» **Exercise description**: Drop the pictures, then extract the listing word for word.

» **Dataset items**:
--------------------------------

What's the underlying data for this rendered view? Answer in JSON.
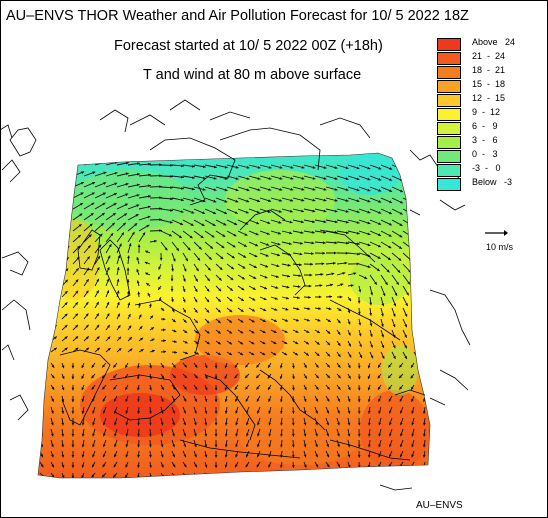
{
  "title": "AU–ENVS THOR Weather and Air Pollution Forecast for 10/ 5 2022  18Z",
  "subtitle_start": "Forecast started at 10/ 5 2022  00Z (+18h)",
  "subtitle_field": "T and wind at 80 m above surface",
  "legend": [
    {
      "label": "Above   24",
      "color": "#ee3a1c"
    },
    {
      "label": "21  -  24",
      "color": "#f25a1e"
    },
    {
      "label": "18  -  21",
      "color": "#f57d20"
    },
    {
      "label": "15  -  18",
      "color": "#f9a326"
    },
    {
      "label": "12  -  15",
      "color": "#fcc82a"
    },
    {
      "label": "9  -  12",
      "color": "#fbf22f"
    },
    {
      "label": "6  -   9",
      "color": "#d2f23c"
    },
    {
      "label": "3  -   6",
      "color": "#a6ee48"
    },
    {
      "label": "0  -   3",
      "color": "#72e87a"
    },
    {
      "label": "-3  -   0",
      "color": "#4ee8b2"
    },
    {
      "label": "Below   -3",
      "color": "#36e6d6"
    }
  ],
  "wind_scale_label": "10 m/s",
  "footer": "AU–ENVS"
}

--------------------------------

» **Full solution**:
What's the underlying data for this rendered view? Answer in JSON.
{
  "title": "AU–ENVS THOR Weather and Air Pollution Forecast for 10/ 5 2022  18Z",
  "subtitle_start": "Forecast started at 10/ 5 2022  00Z (+18h)",
  "subtitle_field": "T and wind at 80 m above surface",
  "legend": [
    {
      "label": "Above   24",
      "color": "#ee3a1c"
    },
    {
      "label": "21  -  24",
      "color": "#f25a1e"
    },
    {
      "label": "18  -  21",
      "color": "#f57d20"
    },
    {
      "label": "15  -  18",
      "color": "#f9a326"
    },
    {
      "label": "12  -  15",
      "color": "#fcc82a"
    },
    {
      "label": "9  -  12",
      "color": "#fbf22f"
    },
    {
      "label": "6  -   9",
      "color": "#d2f23c"
    },
    {
      "label": "3  -   6",
      "color": "#a6ee48"
    },
    {
      "label": "0  -   3",
      "color": "#72e87a"
    },
    {
      "label": "-3  -   0",
      "color": "#4ee8b2"
    },
    {
      "label": "Below   -3",
      "color": "#36e6d6"
    }
  ],
  "wind_scale_label": "10 m/s",
  "footer": "AU–ENVS"
}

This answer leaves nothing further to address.